Collection entries
----

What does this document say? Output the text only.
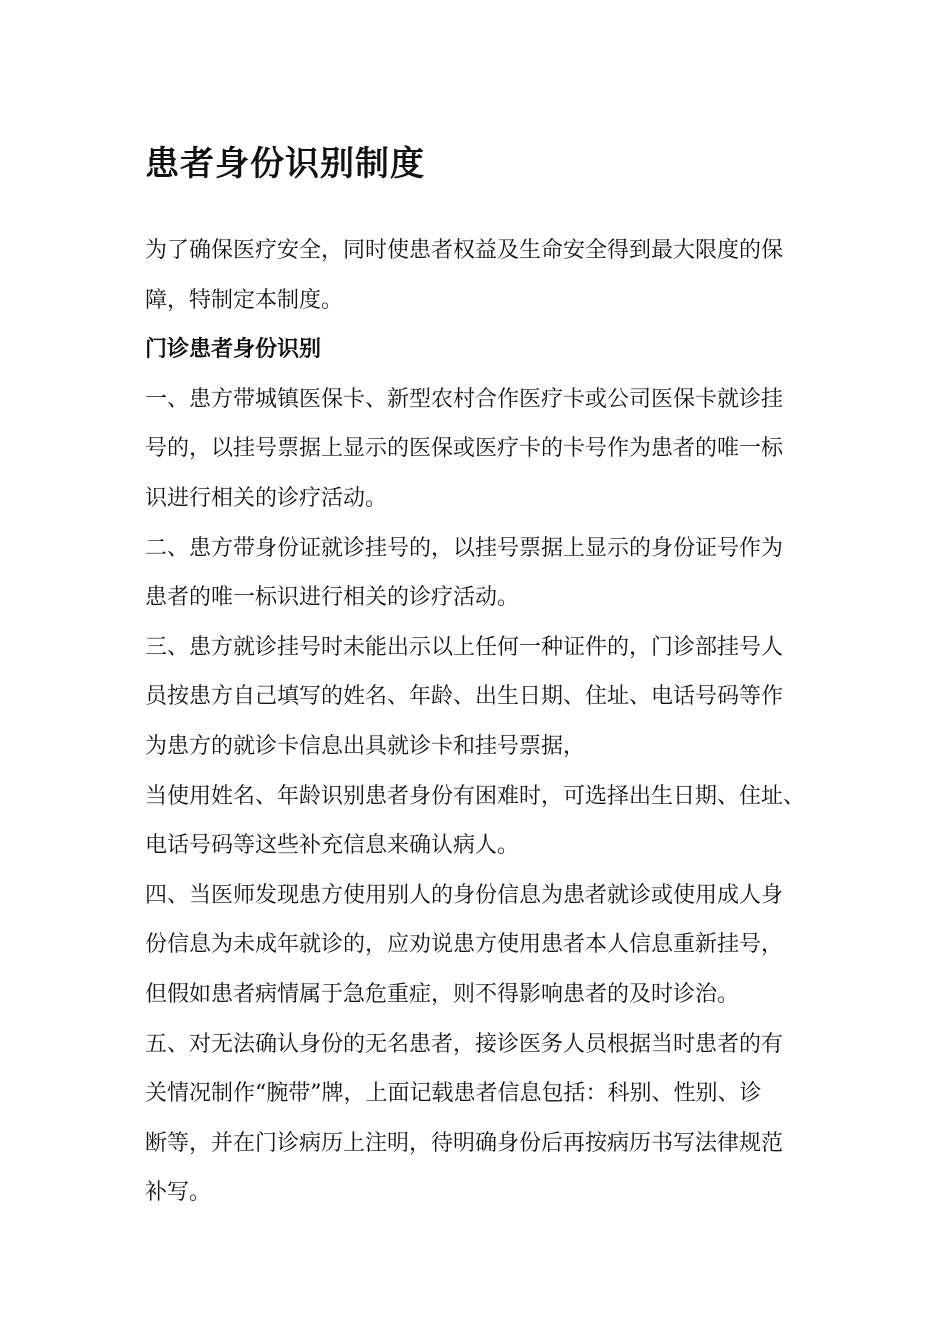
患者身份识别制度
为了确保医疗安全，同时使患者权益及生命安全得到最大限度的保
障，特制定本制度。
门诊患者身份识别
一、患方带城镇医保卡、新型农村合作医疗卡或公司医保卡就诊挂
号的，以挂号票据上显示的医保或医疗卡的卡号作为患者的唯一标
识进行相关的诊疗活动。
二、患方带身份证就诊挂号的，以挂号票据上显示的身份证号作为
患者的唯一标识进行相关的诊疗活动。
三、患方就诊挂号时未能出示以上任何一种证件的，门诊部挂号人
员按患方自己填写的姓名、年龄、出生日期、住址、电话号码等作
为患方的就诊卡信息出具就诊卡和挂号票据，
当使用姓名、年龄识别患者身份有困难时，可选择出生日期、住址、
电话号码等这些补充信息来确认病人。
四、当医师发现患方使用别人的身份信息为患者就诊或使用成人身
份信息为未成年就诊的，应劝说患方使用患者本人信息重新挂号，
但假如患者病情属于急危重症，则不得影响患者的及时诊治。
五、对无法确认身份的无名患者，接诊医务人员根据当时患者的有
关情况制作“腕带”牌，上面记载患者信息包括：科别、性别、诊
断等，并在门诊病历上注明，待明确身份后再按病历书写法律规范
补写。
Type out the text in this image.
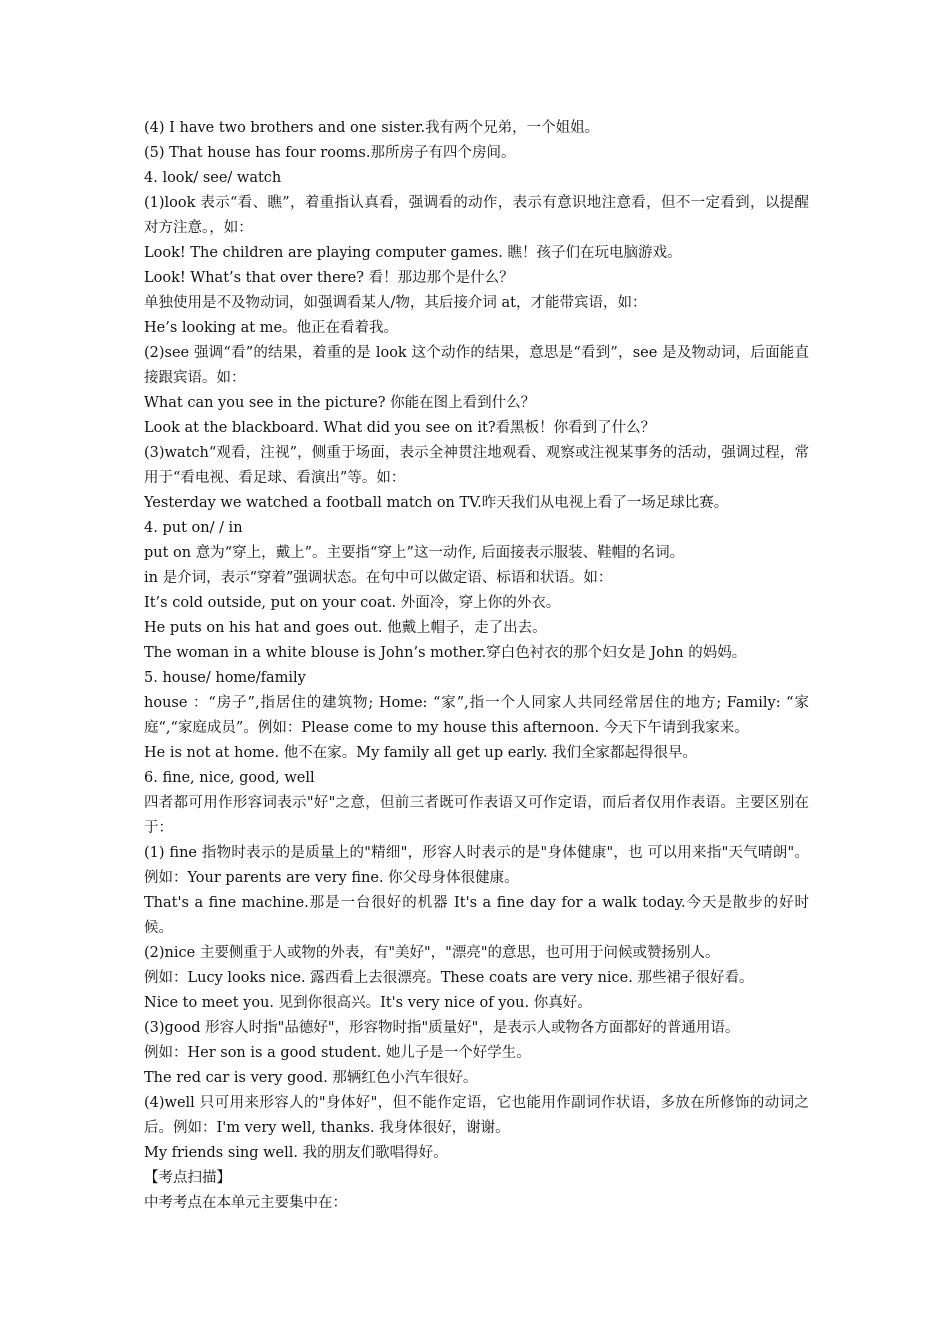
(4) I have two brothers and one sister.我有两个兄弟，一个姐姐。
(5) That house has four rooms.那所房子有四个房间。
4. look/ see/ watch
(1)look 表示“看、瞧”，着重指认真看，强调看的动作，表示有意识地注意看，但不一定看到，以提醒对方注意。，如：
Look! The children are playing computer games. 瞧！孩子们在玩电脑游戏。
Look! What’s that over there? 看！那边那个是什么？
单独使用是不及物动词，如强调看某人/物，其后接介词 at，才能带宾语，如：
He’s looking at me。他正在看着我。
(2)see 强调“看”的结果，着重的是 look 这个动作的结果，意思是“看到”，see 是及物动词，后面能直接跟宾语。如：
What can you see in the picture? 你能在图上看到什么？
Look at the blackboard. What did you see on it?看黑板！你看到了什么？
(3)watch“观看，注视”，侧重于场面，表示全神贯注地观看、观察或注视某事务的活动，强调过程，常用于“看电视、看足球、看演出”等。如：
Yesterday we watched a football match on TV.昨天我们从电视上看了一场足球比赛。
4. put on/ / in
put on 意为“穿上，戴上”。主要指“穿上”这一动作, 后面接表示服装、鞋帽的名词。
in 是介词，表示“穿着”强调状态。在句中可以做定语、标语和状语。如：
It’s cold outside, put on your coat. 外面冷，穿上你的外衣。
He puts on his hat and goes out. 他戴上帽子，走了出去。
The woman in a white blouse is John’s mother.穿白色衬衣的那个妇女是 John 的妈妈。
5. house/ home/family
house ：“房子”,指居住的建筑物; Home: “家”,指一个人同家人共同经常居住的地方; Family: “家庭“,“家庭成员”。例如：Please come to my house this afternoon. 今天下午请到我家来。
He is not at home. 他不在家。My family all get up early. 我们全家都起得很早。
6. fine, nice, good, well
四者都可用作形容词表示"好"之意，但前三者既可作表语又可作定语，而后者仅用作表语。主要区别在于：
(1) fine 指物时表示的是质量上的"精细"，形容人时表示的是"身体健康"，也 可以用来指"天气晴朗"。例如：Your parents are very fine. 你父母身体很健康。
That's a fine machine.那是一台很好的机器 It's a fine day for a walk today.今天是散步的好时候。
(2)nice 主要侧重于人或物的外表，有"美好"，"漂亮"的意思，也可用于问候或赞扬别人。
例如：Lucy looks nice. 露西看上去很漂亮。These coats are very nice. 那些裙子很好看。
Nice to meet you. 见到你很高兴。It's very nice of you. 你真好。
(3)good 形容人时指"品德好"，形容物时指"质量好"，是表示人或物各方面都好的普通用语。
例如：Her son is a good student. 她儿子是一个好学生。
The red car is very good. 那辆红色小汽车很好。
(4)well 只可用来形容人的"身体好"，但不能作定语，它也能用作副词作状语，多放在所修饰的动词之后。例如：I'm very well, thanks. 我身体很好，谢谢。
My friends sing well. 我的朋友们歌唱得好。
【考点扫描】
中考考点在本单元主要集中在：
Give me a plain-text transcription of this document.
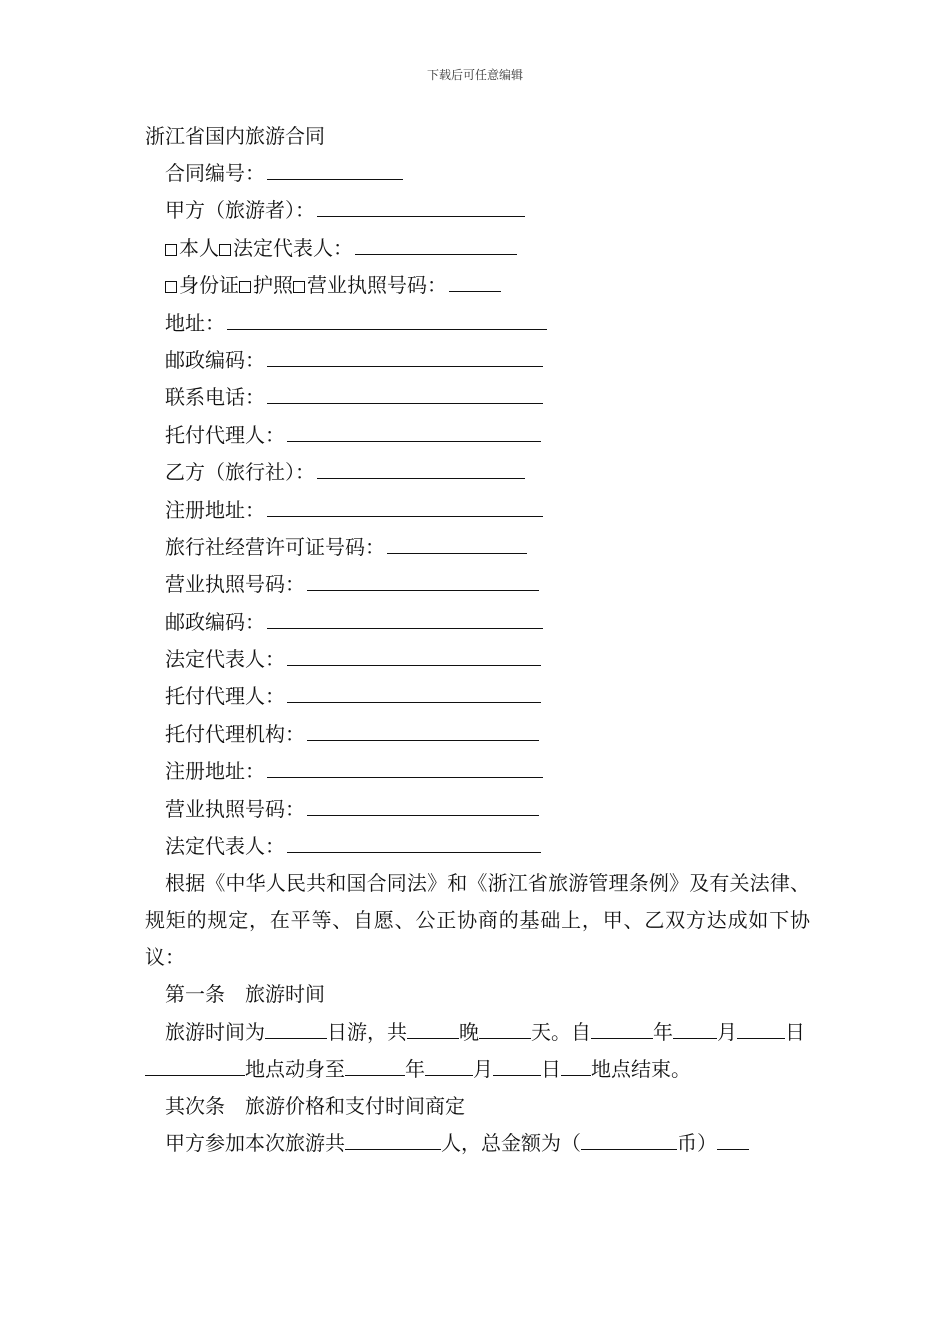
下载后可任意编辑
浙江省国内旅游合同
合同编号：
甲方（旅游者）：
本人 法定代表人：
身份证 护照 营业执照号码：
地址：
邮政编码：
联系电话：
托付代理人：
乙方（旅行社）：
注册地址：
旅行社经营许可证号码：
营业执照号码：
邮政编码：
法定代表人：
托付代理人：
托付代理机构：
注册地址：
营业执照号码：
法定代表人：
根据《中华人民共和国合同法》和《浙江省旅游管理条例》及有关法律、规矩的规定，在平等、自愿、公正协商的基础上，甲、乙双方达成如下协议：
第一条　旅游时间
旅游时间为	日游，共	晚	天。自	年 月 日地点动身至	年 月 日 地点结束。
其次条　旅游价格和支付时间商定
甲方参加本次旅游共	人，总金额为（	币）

----

◆ **Problem details**
Your answer should be a single number: the count of lines containing the word "nice".

◆ **Response to the exercise**
4